[Data entries]
**********
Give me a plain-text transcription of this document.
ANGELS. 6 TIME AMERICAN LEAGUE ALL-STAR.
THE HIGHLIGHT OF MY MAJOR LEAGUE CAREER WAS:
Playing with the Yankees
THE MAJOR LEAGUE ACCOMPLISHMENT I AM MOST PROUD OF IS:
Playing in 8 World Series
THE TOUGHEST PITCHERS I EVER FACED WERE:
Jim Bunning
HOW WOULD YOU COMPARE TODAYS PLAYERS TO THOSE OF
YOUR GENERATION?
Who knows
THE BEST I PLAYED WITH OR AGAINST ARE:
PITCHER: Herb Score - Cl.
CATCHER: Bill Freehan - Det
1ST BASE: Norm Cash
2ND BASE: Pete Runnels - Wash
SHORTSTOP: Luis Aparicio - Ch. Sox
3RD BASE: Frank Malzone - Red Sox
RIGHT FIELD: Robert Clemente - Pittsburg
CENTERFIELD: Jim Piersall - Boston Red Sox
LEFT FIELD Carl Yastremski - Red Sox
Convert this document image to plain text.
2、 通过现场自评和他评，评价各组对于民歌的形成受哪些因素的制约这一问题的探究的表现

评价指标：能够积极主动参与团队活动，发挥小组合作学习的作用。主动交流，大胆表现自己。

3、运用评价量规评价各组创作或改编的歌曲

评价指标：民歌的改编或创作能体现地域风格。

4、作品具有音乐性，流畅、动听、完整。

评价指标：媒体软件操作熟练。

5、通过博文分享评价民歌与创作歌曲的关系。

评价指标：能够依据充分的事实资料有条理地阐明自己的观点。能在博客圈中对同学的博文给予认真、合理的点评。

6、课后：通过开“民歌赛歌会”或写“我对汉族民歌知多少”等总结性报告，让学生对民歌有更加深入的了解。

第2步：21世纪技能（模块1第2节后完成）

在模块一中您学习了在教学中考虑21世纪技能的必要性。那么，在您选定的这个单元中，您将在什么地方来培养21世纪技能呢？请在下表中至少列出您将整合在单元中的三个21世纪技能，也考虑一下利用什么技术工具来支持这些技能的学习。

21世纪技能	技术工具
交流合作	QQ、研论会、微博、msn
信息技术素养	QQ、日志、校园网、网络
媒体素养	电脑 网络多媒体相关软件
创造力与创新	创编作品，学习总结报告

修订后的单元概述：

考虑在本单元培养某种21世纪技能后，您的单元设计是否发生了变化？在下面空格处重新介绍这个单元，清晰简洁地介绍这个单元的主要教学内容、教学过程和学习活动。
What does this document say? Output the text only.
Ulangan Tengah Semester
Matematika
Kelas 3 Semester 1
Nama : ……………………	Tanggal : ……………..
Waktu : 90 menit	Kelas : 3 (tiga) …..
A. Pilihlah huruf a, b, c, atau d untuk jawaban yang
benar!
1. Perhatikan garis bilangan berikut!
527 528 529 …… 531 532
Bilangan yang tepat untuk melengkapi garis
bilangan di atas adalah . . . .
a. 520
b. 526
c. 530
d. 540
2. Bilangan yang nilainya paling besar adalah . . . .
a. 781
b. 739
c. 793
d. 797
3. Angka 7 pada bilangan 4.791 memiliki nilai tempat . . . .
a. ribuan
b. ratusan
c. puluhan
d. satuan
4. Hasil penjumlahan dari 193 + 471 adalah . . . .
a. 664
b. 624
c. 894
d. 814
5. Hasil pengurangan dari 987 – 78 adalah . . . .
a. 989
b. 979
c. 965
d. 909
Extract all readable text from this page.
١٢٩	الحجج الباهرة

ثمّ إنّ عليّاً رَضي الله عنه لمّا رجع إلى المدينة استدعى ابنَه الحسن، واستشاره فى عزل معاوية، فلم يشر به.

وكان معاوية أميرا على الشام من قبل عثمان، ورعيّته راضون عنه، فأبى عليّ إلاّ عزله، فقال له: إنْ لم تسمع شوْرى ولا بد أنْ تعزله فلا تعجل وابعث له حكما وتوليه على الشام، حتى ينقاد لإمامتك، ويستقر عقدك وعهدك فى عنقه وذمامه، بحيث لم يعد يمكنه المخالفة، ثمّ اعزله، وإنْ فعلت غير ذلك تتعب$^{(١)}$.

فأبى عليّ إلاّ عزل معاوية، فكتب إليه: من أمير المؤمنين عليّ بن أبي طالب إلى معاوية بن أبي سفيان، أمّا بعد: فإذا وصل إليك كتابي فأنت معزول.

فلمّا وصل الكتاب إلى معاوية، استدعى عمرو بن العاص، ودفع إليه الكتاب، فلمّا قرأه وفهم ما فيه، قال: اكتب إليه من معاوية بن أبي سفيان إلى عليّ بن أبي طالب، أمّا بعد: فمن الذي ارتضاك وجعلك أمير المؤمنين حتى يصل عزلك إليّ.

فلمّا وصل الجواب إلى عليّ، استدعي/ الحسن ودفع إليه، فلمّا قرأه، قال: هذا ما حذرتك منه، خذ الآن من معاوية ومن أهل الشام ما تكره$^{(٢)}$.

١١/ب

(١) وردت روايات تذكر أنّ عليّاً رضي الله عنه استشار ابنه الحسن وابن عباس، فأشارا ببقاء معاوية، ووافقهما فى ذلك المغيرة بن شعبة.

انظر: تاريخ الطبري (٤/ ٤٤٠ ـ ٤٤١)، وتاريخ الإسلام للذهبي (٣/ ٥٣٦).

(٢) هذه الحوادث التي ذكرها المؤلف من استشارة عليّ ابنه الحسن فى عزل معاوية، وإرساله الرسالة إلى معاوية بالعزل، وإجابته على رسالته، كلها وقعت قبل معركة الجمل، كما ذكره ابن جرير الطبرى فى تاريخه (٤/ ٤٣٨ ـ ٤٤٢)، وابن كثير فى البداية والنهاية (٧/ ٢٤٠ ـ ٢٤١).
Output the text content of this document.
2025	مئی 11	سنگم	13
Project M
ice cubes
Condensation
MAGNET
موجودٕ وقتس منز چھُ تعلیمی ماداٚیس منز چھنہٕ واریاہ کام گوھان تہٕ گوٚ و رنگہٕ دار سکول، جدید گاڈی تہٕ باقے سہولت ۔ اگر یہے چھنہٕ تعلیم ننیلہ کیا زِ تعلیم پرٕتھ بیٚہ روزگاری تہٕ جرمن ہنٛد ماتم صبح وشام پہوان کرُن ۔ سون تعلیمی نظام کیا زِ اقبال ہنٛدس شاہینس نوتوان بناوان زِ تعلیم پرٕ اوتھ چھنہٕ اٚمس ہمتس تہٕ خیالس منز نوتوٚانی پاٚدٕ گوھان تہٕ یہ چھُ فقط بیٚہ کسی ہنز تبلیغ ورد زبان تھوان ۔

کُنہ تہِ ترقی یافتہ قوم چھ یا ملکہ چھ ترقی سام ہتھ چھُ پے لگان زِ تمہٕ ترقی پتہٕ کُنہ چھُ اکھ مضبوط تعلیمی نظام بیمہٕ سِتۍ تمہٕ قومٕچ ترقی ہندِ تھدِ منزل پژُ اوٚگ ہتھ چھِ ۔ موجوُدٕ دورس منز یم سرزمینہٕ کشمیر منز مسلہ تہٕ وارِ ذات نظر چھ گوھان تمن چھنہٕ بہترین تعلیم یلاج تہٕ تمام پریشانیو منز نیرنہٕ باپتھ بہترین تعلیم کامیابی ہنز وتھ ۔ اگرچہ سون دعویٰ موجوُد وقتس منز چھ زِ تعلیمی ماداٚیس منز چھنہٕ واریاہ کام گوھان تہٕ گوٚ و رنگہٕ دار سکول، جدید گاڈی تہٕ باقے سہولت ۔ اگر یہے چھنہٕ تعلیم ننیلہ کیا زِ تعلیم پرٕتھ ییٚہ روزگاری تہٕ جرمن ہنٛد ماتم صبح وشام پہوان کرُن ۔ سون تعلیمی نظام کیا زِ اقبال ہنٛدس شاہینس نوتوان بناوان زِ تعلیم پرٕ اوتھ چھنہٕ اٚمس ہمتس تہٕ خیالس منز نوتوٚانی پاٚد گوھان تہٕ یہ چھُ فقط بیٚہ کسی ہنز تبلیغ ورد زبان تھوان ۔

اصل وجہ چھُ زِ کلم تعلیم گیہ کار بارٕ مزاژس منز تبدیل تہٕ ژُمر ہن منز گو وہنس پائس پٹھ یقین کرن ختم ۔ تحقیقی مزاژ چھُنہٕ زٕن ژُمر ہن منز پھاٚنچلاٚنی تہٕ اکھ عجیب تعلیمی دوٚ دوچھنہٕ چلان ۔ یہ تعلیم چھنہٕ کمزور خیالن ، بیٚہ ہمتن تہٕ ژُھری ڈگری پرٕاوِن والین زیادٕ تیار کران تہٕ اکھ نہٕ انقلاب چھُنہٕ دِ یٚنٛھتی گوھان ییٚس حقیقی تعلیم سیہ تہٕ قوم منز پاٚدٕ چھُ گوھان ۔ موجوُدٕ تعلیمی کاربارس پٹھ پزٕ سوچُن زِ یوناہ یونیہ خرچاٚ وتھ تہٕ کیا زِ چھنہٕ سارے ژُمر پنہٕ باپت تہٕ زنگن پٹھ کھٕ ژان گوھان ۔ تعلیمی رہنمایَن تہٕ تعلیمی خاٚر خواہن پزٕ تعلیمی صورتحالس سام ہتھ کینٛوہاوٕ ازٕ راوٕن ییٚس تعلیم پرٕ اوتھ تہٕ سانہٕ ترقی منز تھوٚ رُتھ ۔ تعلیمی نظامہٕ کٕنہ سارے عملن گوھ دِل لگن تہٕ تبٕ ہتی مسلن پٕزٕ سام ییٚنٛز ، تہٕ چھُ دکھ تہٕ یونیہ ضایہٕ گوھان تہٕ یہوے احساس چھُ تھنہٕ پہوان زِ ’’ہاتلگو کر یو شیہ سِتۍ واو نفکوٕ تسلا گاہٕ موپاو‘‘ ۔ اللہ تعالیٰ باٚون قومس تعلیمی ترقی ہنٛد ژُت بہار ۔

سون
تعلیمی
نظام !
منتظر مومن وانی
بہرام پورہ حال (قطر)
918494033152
**********
- _Problem to work on_: Return every line of the preceding records in which the word "Playing" appears.

- _Task output_:
Playing with the Yankees
Playing in 8 World Series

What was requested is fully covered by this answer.